• What this task involves
Only the number is wanted: count the lines in the data with "again" in them.

• Records to use
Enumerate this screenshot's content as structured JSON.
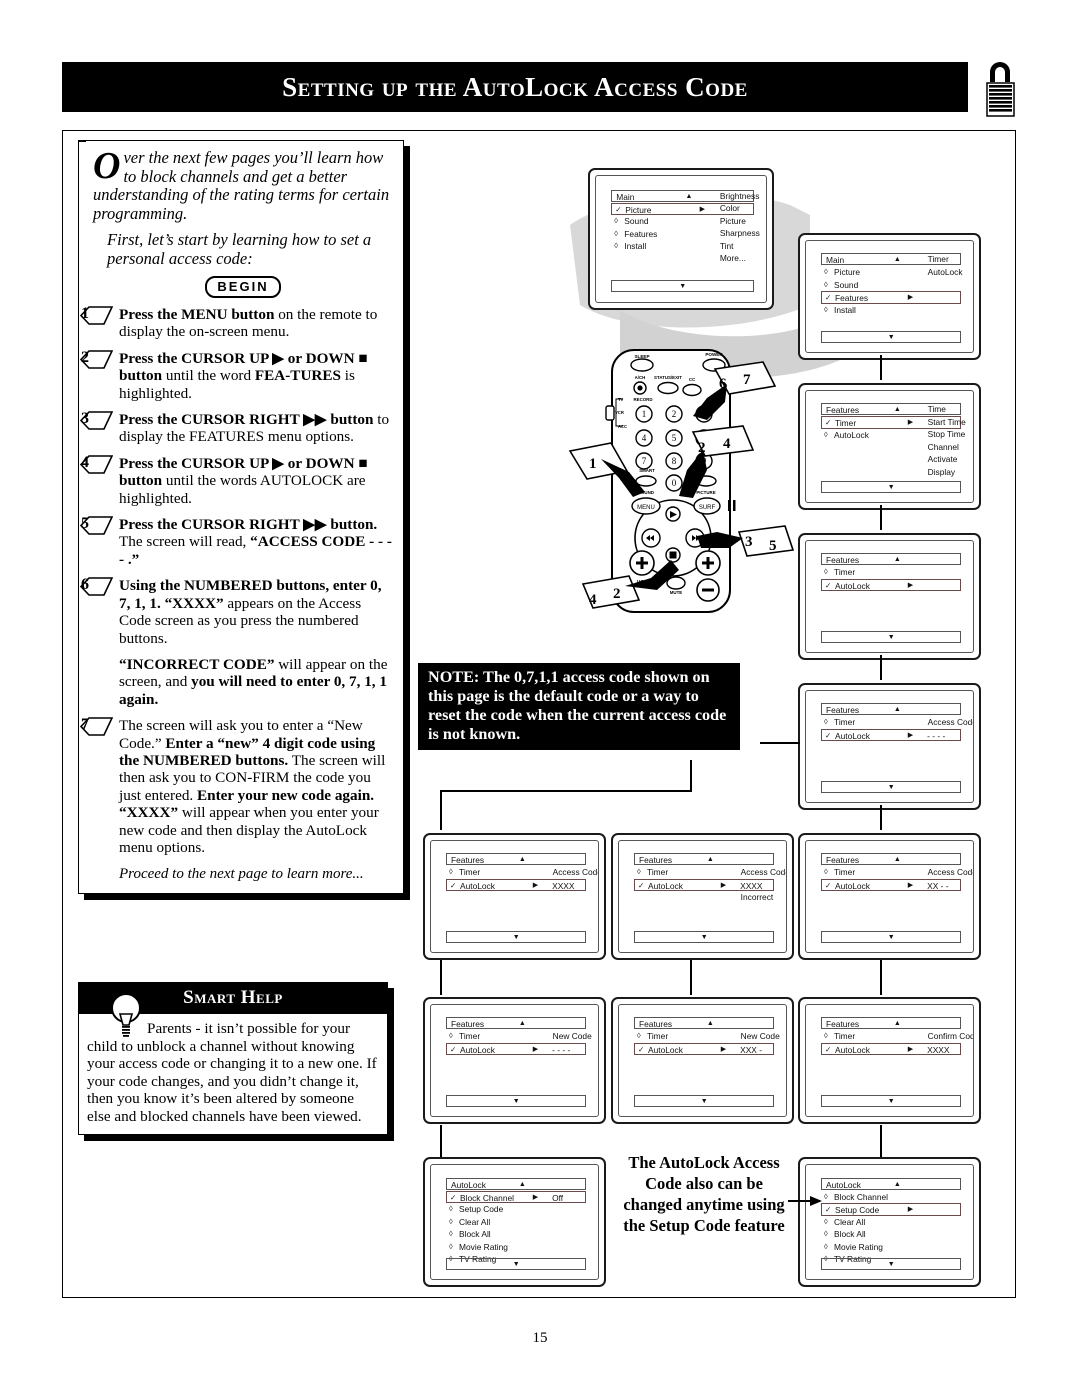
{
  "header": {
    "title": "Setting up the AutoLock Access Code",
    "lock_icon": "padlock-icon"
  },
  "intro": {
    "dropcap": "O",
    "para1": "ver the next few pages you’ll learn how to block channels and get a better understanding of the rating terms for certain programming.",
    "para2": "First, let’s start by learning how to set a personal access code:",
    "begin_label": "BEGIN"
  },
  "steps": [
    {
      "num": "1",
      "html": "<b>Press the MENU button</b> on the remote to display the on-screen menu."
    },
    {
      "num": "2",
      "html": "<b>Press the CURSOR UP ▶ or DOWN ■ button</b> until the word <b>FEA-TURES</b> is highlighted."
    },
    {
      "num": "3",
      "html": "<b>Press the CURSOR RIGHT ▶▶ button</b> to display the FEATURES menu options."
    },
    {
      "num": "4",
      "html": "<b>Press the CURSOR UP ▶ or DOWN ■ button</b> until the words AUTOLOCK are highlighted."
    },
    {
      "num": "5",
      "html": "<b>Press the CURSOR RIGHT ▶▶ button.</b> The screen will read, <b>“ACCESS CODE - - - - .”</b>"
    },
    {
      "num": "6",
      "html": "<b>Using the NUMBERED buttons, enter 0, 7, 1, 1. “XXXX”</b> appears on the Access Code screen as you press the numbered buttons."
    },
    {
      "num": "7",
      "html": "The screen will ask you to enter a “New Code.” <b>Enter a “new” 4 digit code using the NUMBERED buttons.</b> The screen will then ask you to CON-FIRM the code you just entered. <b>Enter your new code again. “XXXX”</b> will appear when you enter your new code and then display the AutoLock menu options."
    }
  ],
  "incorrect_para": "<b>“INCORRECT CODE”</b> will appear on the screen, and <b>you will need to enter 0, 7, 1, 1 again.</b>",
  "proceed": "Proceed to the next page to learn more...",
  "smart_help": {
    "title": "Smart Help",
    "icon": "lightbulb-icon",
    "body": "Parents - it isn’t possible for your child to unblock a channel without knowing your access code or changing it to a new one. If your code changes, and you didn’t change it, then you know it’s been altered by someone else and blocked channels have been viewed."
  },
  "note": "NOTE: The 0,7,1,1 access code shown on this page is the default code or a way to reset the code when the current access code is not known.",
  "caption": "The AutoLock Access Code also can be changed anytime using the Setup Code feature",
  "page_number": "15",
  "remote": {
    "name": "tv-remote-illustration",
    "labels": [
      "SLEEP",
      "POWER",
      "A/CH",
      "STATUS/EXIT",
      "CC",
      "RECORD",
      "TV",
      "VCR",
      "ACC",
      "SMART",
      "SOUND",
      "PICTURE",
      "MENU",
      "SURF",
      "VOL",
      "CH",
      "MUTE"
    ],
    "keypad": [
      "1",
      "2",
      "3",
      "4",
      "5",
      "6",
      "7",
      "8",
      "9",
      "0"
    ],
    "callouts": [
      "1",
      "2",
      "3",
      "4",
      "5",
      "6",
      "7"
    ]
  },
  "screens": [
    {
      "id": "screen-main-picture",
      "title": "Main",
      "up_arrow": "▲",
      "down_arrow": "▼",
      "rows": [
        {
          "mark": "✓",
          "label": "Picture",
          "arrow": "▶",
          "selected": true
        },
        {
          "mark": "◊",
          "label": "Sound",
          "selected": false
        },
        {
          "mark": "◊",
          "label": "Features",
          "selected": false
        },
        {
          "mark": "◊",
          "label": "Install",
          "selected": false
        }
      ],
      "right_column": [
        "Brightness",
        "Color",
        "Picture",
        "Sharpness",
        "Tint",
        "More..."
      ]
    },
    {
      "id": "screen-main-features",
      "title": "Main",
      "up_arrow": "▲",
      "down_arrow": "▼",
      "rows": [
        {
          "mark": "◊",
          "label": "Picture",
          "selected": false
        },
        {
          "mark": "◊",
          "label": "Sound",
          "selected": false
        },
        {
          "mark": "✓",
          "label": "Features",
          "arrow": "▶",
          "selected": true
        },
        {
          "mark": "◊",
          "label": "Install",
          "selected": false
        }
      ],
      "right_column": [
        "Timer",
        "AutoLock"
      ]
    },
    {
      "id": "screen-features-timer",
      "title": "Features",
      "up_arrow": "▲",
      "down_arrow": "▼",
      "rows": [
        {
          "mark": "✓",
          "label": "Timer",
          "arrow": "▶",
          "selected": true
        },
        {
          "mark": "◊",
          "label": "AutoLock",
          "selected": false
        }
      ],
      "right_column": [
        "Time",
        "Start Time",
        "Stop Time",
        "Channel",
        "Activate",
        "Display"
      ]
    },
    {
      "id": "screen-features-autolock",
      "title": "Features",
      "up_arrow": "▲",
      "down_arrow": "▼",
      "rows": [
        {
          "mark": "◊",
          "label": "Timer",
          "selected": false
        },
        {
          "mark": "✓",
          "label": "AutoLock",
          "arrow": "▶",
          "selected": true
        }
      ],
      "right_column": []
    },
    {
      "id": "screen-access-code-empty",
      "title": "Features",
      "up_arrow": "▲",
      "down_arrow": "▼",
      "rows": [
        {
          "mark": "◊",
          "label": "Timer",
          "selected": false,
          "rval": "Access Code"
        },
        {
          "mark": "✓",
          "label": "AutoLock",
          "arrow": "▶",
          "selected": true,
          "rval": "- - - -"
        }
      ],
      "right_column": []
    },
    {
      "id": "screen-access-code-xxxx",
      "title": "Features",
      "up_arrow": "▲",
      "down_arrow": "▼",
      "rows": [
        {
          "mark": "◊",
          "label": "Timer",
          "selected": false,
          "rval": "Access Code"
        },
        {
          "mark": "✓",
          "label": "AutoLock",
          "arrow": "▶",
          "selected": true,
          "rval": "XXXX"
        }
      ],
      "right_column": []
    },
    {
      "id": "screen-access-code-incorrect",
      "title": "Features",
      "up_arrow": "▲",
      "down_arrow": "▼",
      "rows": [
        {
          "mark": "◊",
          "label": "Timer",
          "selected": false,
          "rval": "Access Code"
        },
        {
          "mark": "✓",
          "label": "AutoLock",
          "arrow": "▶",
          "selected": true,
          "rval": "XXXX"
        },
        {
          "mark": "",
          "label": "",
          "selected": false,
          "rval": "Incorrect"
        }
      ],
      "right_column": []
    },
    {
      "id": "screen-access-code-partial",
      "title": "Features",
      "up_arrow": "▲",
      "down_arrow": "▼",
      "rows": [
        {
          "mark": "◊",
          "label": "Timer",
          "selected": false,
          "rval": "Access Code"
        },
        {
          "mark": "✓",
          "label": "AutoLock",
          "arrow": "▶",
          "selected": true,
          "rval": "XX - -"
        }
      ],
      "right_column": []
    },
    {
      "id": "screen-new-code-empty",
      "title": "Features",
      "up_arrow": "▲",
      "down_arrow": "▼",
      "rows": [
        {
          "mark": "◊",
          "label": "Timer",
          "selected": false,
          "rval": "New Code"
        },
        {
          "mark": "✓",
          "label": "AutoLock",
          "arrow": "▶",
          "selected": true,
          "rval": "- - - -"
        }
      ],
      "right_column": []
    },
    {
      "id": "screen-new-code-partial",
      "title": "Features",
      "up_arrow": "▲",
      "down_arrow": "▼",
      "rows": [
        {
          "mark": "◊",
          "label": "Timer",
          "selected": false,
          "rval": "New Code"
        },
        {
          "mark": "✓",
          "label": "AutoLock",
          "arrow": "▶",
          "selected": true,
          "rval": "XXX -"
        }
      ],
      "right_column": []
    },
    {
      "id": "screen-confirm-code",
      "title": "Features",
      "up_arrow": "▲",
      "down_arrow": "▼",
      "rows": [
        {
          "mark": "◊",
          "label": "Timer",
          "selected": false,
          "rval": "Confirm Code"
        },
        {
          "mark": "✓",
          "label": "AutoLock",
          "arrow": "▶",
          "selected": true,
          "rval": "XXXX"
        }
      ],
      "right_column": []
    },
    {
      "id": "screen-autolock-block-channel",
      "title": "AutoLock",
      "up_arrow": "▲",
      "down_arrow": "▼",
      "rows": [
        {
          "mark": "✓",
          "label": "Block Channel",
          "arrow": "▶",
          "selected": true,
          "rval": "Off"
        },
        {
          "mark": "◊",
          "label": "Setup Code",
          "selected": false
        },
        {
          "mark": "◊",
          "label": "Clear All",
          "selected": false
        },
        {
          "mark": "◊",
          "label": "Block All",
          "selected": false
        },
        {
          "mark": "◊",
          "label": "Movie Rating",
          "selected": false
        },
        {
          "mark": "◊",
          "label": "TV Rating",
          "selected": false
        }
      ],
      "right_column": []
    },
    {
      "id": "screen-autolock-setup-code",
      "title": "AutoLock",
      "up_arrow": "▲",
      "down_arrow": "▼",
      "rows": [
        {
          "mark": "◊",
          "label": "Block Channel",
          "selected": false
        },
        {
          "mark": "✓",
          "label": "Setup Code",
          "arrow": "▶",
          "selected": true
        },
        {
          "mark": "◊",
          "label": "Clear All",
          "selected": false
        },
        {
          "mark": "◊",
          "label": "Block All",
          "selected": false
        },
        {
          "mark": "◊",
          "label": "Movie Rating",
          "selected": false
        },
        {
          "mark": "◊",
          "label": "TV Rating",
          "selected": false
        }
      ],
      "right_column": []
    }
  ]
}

• Result of this exercise
2